[SOURCE DATA]:
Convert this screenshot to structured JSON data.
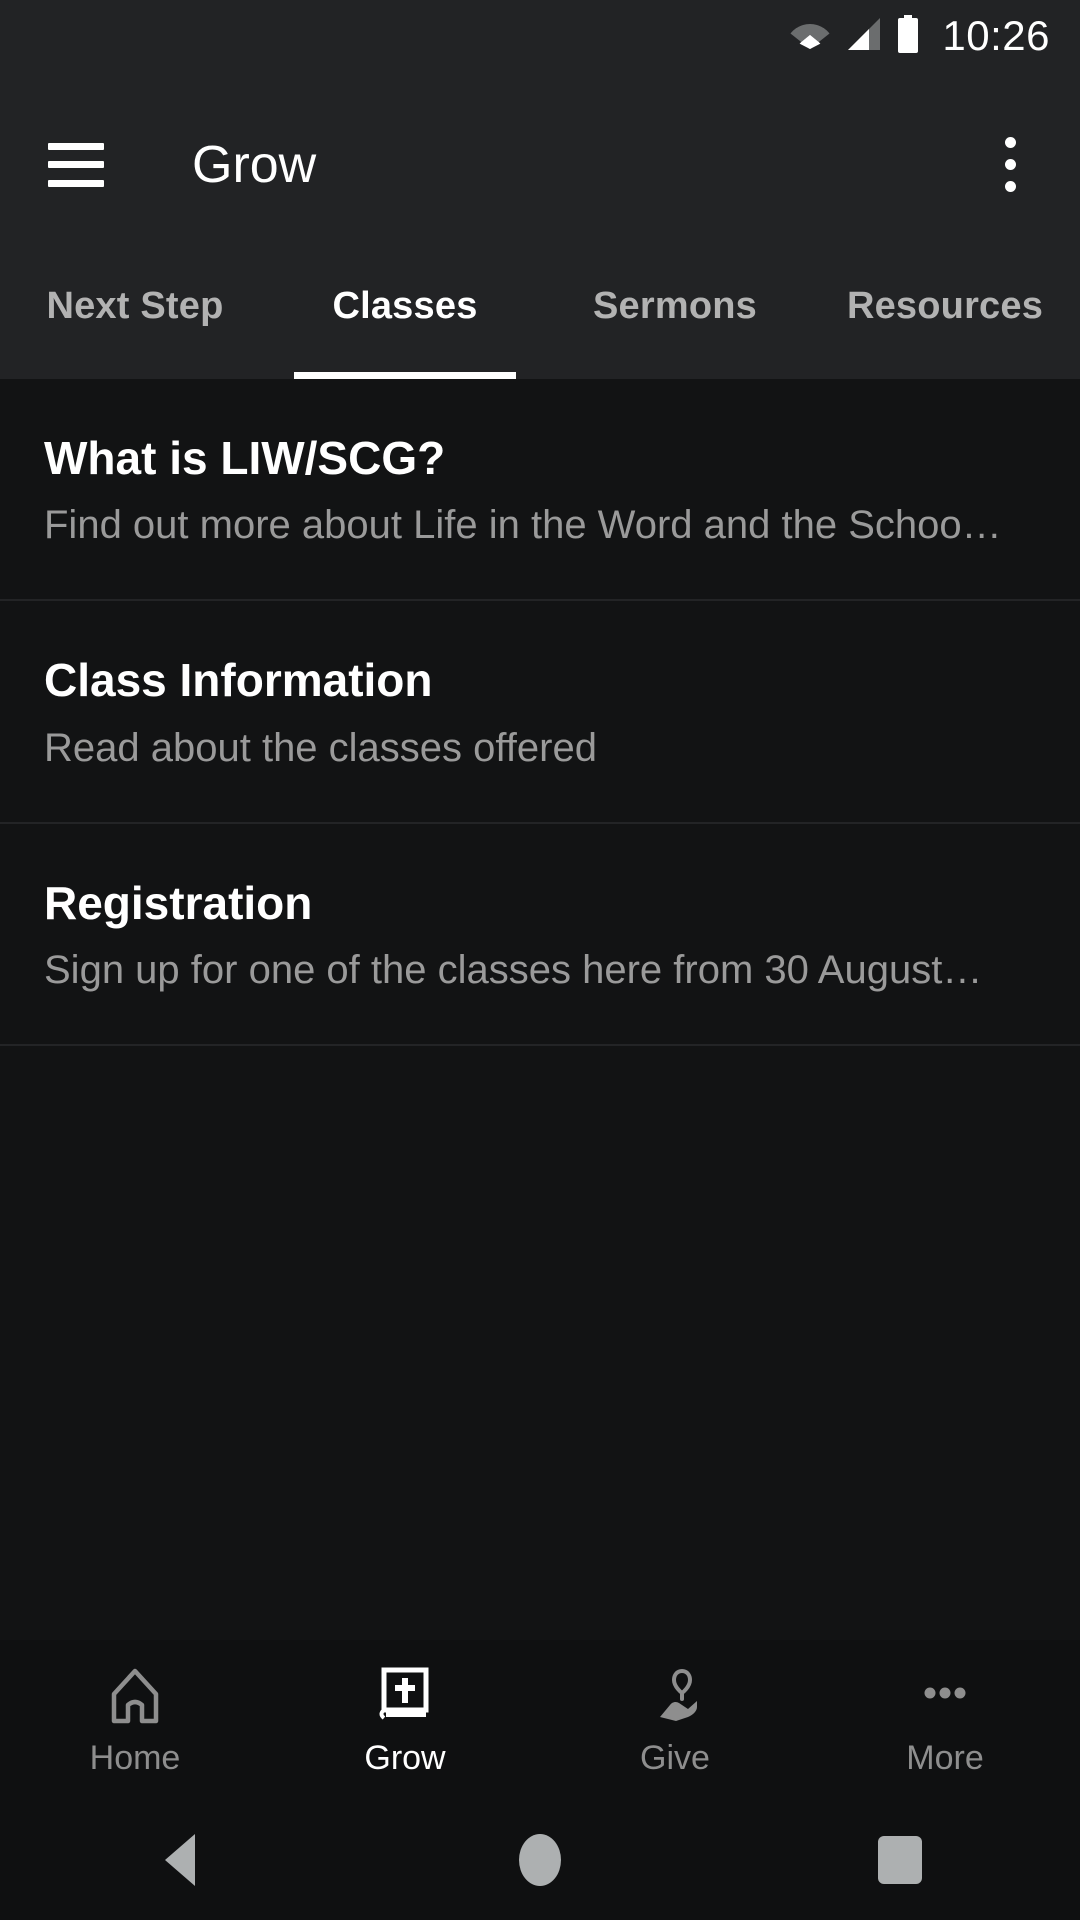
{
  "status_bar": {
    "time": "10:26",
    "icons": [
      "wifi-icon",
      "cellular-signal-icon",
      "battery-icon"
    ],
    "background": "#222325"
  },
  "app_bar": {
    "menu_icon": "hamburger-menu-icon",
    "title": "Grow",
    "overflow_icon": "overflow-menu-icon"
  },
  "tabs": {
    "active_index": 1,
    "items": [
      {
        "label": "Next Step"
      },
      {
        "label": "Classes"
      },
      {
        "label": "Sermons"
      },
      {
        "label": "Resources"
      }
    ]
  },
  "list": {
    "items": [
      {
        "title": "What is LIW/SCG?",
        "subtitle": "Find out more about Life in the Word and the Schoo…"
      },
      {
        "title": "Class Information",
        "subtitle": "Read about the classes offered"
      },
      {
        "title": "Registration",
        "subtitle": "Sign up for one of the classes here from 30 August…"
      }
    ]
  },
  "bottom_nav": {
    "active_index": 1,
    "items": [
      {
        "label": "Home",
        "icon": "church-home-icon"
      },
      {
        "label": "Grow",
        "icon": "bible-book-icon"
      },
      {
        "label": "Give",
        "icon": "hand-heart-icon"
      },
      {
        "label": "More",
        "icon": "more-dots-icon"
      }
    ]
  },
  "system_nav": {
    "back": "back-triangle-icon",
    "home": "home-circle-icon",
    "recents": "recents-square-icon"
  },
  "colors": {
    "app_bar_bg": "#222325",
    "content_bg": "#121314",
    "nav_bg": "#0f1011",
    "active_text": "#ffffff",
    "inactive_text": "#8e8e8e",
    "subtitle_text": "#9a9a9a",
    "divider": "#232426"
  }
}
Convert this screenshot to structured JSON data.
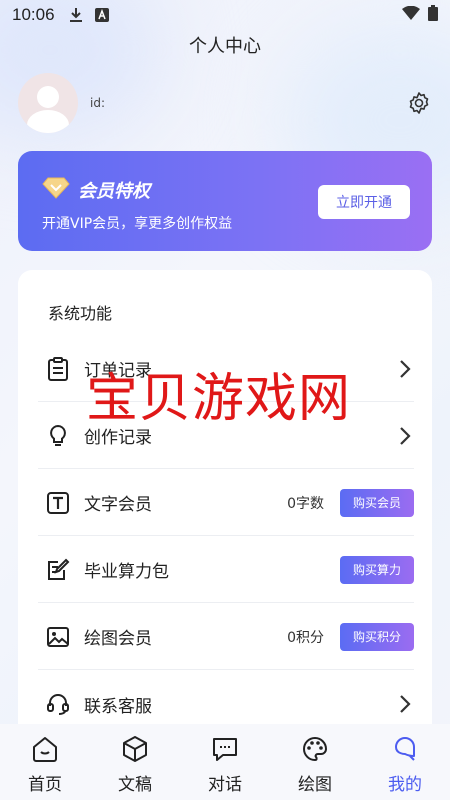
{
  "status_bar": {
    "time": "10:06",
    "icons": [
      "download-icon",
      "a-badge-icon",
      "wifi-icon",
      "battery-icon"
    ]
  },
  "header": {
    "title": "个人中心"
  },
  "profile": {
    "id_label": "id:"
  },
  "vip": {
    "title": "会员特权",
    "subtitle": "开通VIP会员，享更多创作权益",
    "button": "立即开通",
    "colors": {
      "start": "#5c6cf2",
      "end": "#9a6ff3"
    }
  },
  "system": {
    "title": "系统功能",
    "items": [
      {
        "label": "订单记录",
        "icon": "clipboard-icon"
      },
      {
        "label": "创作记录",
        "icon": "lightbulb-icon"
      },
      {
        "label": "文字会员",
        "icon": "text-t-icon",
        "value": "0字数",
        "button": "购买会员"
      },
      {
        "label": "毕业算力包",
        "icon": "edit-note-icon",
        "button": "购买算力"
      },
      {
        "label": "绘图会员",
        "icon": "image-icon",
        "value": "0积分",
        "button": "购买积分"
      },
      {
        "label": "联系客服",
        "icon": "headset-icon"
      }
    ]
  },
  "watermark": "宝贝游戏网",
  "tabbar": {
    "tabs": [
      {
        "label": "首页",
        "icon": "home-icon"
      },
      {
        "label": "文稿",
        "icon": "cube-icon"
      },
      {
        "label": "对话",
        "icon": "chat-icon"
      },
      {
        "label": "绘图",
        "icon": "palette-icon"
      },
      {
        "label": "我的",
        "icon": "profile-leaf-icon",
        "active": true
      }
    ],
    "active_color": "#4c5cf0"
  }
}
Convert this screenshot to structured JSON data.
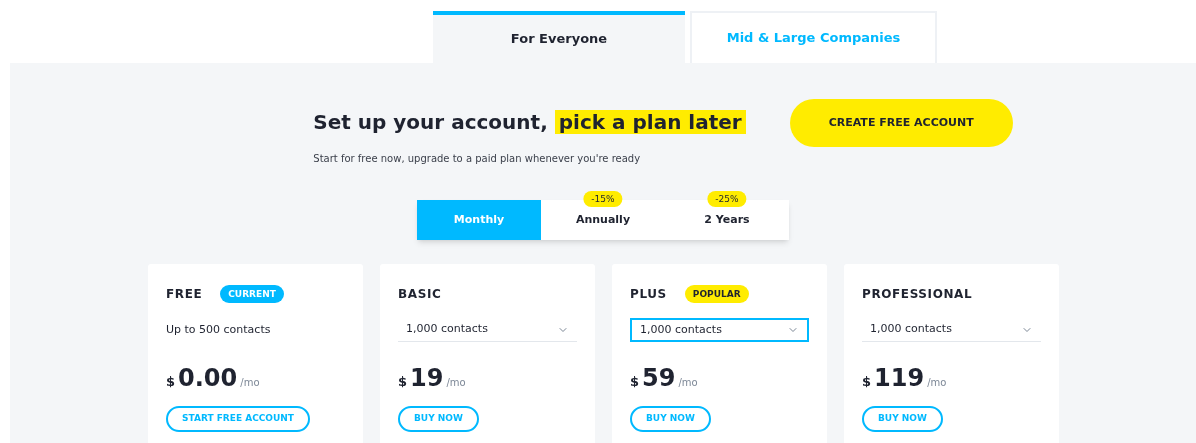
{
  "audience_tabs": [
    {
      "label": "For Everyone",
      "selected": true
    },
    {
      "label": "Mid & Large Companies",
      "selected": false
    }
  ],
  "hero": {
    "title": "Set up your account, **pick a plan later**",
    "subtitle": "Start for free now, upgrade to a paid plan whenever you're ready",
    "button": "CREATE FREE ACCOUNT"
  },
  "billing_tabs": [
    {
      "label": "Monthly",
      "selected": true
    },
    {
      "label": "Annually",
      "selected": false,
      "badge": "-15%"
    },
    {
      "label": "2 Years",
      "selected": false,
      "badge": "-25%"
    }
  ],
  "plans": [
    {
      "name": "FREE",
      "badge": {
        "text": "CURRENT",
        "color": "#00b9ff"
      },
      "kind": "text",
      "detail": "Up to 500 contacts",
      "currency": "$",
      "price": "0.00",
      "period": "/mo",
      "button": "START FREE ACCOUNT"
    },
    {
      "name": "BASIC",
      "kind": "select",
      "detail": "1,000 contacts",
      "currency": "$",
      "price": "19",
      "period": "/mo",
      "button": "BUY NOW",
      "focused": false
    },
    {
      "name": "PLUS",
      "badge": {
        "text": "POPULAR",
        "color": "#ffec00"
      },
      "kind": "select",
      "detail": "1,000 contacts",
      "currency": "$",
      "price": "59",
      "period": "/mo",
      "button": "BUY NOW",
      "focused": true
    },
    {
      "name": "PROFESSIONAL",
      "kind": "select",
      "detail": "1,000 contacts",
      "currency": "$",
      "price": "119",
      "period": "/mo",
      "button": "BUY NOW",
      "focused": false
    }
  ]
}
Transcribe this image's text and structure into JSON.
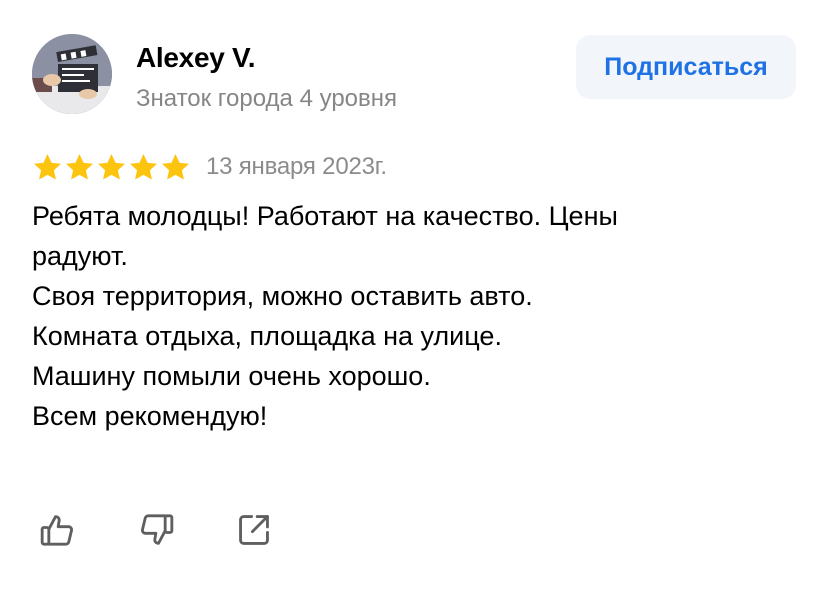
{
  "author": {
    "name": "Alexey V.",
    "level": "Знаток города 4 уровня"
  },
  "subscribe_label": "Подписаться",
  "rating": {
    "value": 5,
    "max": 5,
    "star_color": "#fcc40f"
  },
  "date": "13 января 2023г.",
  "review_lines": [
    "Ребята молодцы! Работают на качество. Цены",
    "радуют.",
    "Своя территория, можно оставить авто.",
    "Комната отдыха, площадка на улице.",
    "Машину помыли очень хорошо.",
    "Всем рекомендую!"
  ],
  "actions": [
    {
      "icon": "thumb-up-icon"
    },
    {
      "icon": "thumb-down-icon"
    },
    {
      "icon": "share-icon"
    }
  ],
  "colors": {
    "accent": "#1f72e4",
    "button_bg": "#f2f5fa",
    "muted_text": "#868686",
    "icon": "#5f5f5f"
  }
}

[GIVEN INSTRUCTION]:
Retype exactly the lines above, starting at the line containing "Transcribe this image's" and ending with the last line, both included; leave out the pictures.

[RESULT OF THIS EXERCISE]:
Transcribe this image's text and structure into JSON.
{
  "author": {
    "name": "Alexey V.",
    "level": "Знаток города 4 уровня"
  },
  "subscribe_label": "Подписаться",
  "rating": {
    "value": 5,
    "max": 5,
    "star_color": "#fcc40f"
  },
  "date": "13 января 2023г.",
  "review_lines": [
    "Ребята молодцы! Работают на качество. Цены",
    "радуют.",
    "Своя территория, можно оставить авто.",
    "Комната отдыха, площадка на улице.",
    "Машину помыли очень хорошо.",
    "Всем рекомендую!"
  ],
  "actions": [
    {
      "icon": "thumb-up-icon"
    },
    {
      "icon": "thumb-down-icon"
    },
    {
      "icon": "share-icon"
    }
  ],
  "colors": {
    "accent": "#1f72e4",
    "button_bg": "#f2f5fa",
    "muted_text": "#868686",
    "icon": "#5f5f5f"
  }
}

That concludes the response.